§ **Exercise materials**:
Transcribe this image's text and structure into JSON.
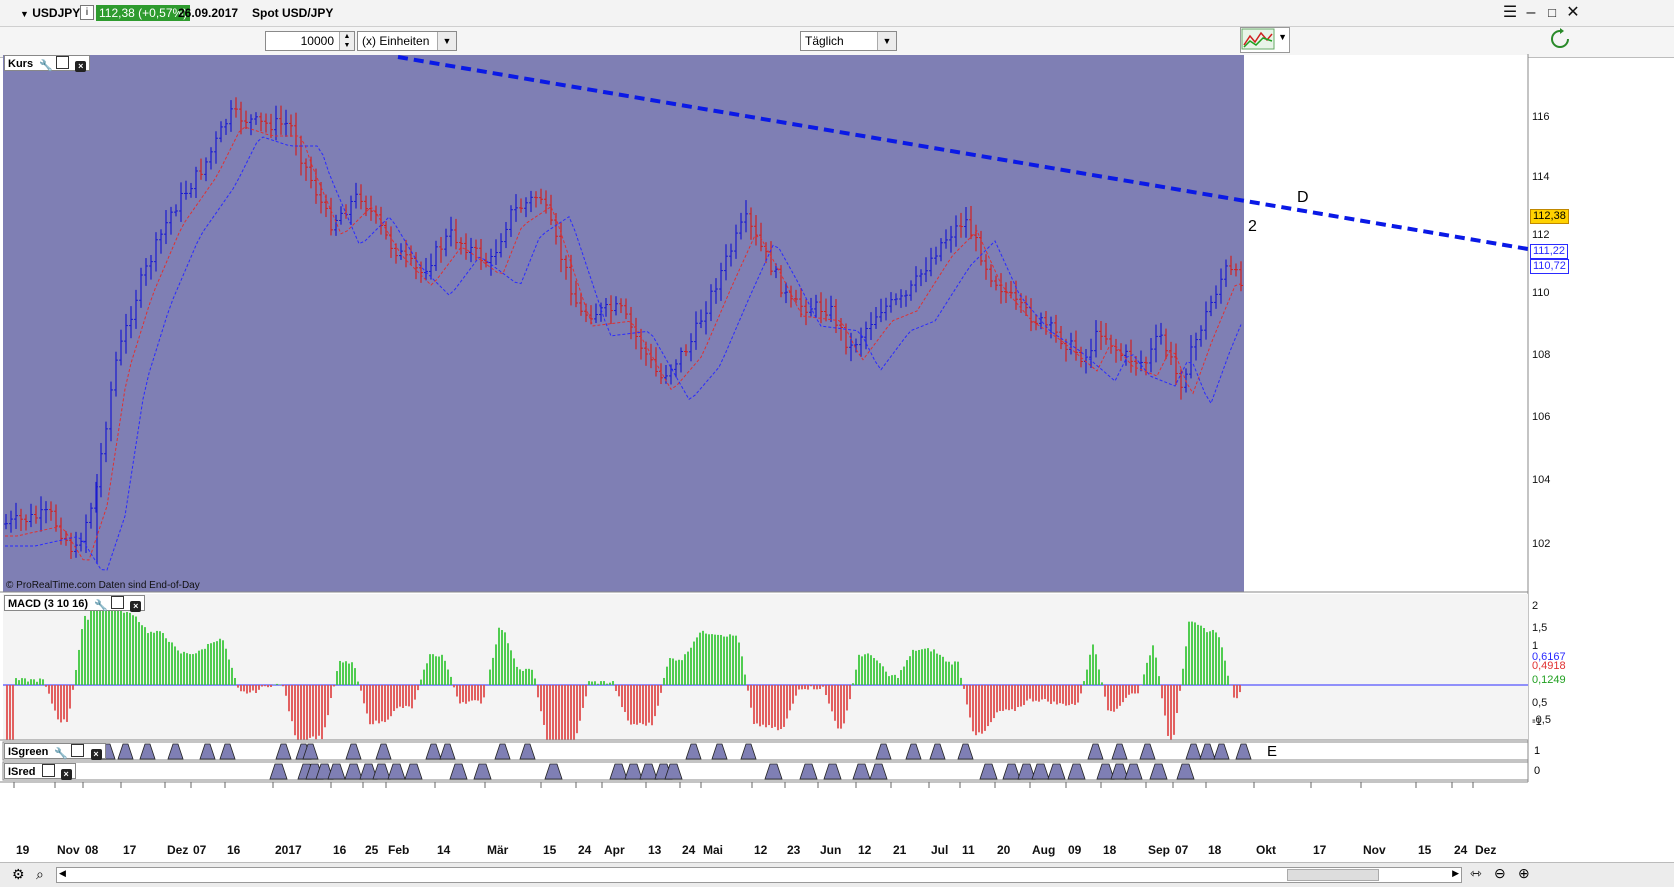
{
  "window": {
    "symbol": "USDJPY",
    "info_icon": "i",
    "price_change": "112,38 (+0,57%)",
    "date": "26.09.2017",
    "instrument": "Spot USD/JPY"
  },
  "toolbar": {
    "quantity": "10000",
    "unit_select": "(x) Einheiten",
    "period_select": "Täglich"
  },
  "price_panel": {
    "label": "Kurs",
    "copyright": "© ProRealTime.com  Daten sind End-of-Day",
    "y_ticks": [
      "116",
      "114",
      "112",
      "110",
      "108",
      "106",
      "104",
      "102"
    ],
    "tags": [
      {
        "value": "112,38",
        "bg": "#ffd200",
        "border": "#c08800",
        "color": "#000"
      },
      {
        "value": "111,22",
        "bg": "#ffffff",
        "border": "#2a2aff",
        "color": "#2a2aff"
      },
      {
        "value": "110,72",
        "bg": "#ffffff",
        "border": "#2a2aff",
        "color": "#2a2aff"
      }
    ],
    "annotations": {
      "wave": "2",
      "point": "D"
    }
  },
  "macd_panel": {
    "label": "MACD (3 10 16)",
    "y_ticks": [
      "2",
      "1,5",
      "1",
      "0,5",
      "-0,5",
      "-1"
    ],
    "tags": [
      {
        "value": "0,6167",
        "color": "#2a2aff"
      },
      {
        "value": "0,4918",
        "color": "#e03030"
      },
      {
        "value": "0,1249",
        "color": "#20a020"
      }
    ]
  },
  "isgreen_panel": {
    "label": "ISgreen",
    "value": "1",
    "marker": "E"
  },
  "isred_panel": {
    "label": "ISred",
    "value": "0"
  },
  "x_axis": [
    "19",
    "Nov",
    "08",
    "17",
    "Dez",
    "07",
    "16",
    "2017",
    "16",
    "25",
    "Feb",
    "14",
    "Mär",
    "15",
    "24",
    "Apr",
    "13",
    "24",
    "Mai",
    "12",
    "23",
    "Jun",
    "12",
    "21",
    "Jul",
    "11",
    "20",
    "Aug",
    "09",
    "18",
    "Sep",
    "07",
    "18",
    "Okt",
    "17",
    "Nov",
    "15",
    "24",
    "Dez"
  ],
  "colors": {
    "chart_bg": "#7f7fb4",
    "up_bar": "#1a1ad0",
    "down_bar": "#d02020",
    "trendline": "#0a19e6",
    "macd_green": "#3ec83e",
    "macd_red": "#e05050"
  },
  "icons": [
    "dropdown-arrow-icon",
    "info-icon",
    "menu-icon",
    "minimize-icon",
    "maximize-icon",
    "close-icon",
    "wrench-icon",
    "window-icon",
    "panel-close-icon",
    "chart-type-icon",
    "zoom-in-icon",
    "zoom-out-icon",
    "magnifier-icon",
    "refresh-icon"
  ]
}
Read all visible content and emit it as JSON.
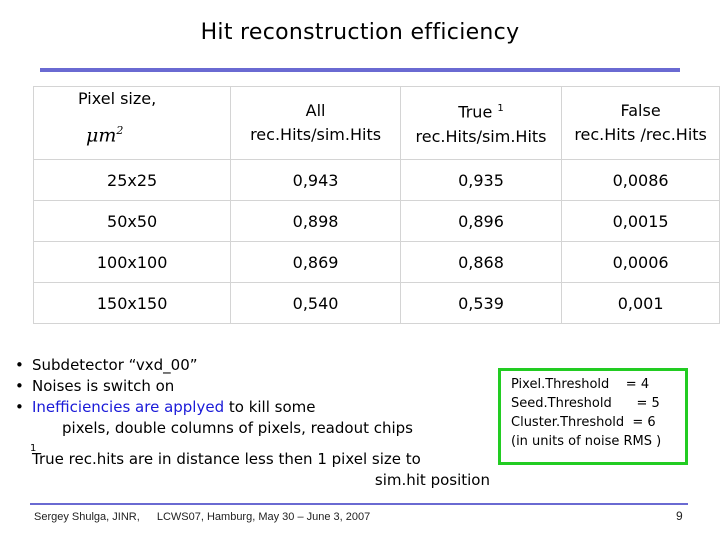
{
  "slide": {
    "title": "Hit reconstruction efficiency",
    "table": {
      "headers": [
        {
          "line1": "Pixel size,",
          "line2": "μm",
          "sup": "2"
        },
        {
          "line1": "All",
          "line2": "rec.Hits/sim.Hits"
        },
        {
          "line1": "True",
          "mark": "1",
          "line2": "rec.Hits/sim.Hits"
        },
        {
          "line1": "False",
          "line2": "rec.Hits /rec.Hits"
        }
      ],
      "rows": [
        [
          "25x25",
          "0,943",
          "0,935",
          "0,0086"
        ],
        [
          "50x50",
          "0,898",
          "0,896",
          "0,0015"
        ],
        [
          "100x100",
          "0,869",
          "0,868",
          "0,0006"
        ],
        [
          "150x150",
          "0,540",
          "0,539",
          "0,001"
        ]
      ]
    },
    "bullets": {
      "b1": "Subdetector “vxd_00”",
      "b2": "Noises is switch on",
      "b3_blue": "Inefficiencies are applyed",
      "b3_rest": " to kill some",
      "b3_cont": "pixels, double columns of pixels, readout chips",
      "footnote_mark": "1",
      "footnote_line1": "True rec.hits are in distance less then 1 pixel size to",
      "footnote_line2": "sim.hit position"
    },
    "thresholds": [
      "Pixel.Threshold    = 4",
      "Seed.Threshold      = 5",
      "Cluster.Threshold  = 6",
      "(in units of noise RMS )"
    ],
    "footer": {
      "author": "Sergey Shulga, JINR,",
      "event": "LCWS07, Hamburg, May 30 – June 3, 2007",
      "page": "9"
    },
    "colors": {
      "rule": "#6a6ad2",
      "blue_text": "#1a1ad8",
      "box_border": "#22cc22"
    }
  }
}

§ **Stated problem**: The entries above are to be returned exactly, without their pictures.

§ **Task solution**:
Transcribe this image's text and structure into JSON.
{
  "window": {
    "symbol": "USDJPY",
    "info_icon": "i",
    "price_change": "112,38 (+0,57%)",
    "date": "26.09.2017",
    "instrument": "Spot USD/JPY"
  },
  "toolbar": {
    "quantity": "10000",
    "unit_select": "(x) Einheiten",
    "period_select": "Täglich"
  },
  "price_panel": {
    "label": "Kurs",
    "copyright": "© ProRealTime.com  Daten sind End-of-Day",
    "y_ticks": [
      "116",
      "114",
      "112",
      "110",
      "108",
      "106",
      "104",
      "102"
    ],
    "tags": [
      {
        "value": "112,38",
        "bg": "#ffd200",
        "border": "#c08800",
        "color": "#000"
      },
      {
        "value": "111,22",
        "bg": "#ffffff",
        "border": "#2a2aff",
        "color": "#2a2aff"
      },
      {
        "value": "110,72",
        "bg": "#ffffff",
        "border": "#2a2aff",
        "color": "#2a2aff"
      }
    ],
    "annotations": {
      "wave": "2",
      "point": "D"
    }
  },
  "macd_panel": {
    "label": "MACD (3 10 16)",
    "y_ticks": [
      "2",
      "1,5",
      "1",
      "0,5",
      "-0,5",
      "-1"
    ],
    "tags": [
      {
        "value": "0,6167",
        "color": "#2a2aff"
      },
      {
        "value": "0,4918",
        "color": "#e03030"
      },
      {
        "value": "0,1249",
        "color": "#20a020"
      }
    ]
  },
  "isgreen_panel": {
    "label": "ISgreen",
    "value": "1",
    "marker": "E"
  },
  "isred_panel": {
    "label": "ISred",
    "value": "0"
  },
  "x_axis": [
    "19",
    "Nov",
    "08",
    "17",
    "Dez",
    "07",
    "16",
    "2017",
    "16",
    "25",
    "Feb",
    "14",
    "Mär",
    "15",
    "24",
    "Apr",
    "13",
    "24",
    "Mai",
    "12",
    "23",
    "Jun",
    "12",
    "21",
    "Jul",
    "11",
    "20",
    "Aug",
    "09",
    "18",
    "Sep",
    "07",
    "18",
    "Okt",
    "17",
    "Nov",
    "15",
    "24",
    "Dez"
  ],
  "colors": {
    "chart_bg": "#7f7fb4",
    "up_bar": "#1a1ad0",
    "down_bar": "#d02020",
    "trendline": "#0a19e6",
    "macd_green": "#3ec83e",
    "macd_red": "#e05050"
  },
  "icons": [
    "dropdown-arrow-icon",
    "info-icon",
    "menu-icon",
    "minimize-icon",
    "maximize-icon",
    "close-icon",
    "wrench-icon",
    "window-icon",
    "panel-close-icon",
    "chart-type-icon",
    "zoom-in-icon",
    "zoom-out-icon",
    "magnifier-icon",
    "refresh-icon"
  ]
}
Read all visible content and emit it as JSON.
{
  "slide": {
    "title": "Hit reconstruction efficiency",
    "table": {
      "headers": [
        {
          "line1": "Pixel size,",
          "line2": "μm",
          "sup": "2"
        },
        {
          "line1": "All",
          "line2": "rec.Hits/sim.Hits"
        },
        {
          "line1": "True",
          "mark": "1",
          "line2": "rec.Hits/sim.Hits"
        },
        {
          "line1": "False",
          "line2": "rec.Hits /rec.Hits"
        }
      ],
      "rows": [
        [
          "25x25",
          "0,943",
          "0,935",
          "0,0086"
        ],
        [
          "50x50",
          "0,898",
          "0,896",
          "0,0015"
        ],
        [
          "100x100",
          "0,869",
          "0,868",
          "0,0006"
        ],
        [
          "150x150",
          "0,540",
          "0,539",
          "0,001"
        ]
      ]
    },
    "bullets": {
      "b1": "Subdetector “vxd_00”",
      "b2": "Noises is switch on",
      "b3_blue": "Inefficiencies are applyed",
      "b3_rest": " to kill some",
      "b3_cont": "pixels, double columns of pixels, readout chips",
      "footnote_mark": "1",
      "footnote_line1": "True rec.hits are in distance less then 1 pixel size to",
      "footnote_line2": "sim.hit position"
    },
    "thresholds": [
      "Pixel.Threshold    = 4",
      "Seed.Threshold      = 5",
      "Cluster.Threshold  = 6",
      "(in units of noise RMS )"
    ],
    "footer": {
      "author": "Sergey Shulga, JINR,",
      "event": "LCWS07, Hamburg, May 30 – June 3, 2007",
      "page": "9"
    },
    "colors": {
      "rule": "#6a6ad2",
      "blue_text": "#1a1ad8",
      "box_border": "#22cc22"
    }
  }
}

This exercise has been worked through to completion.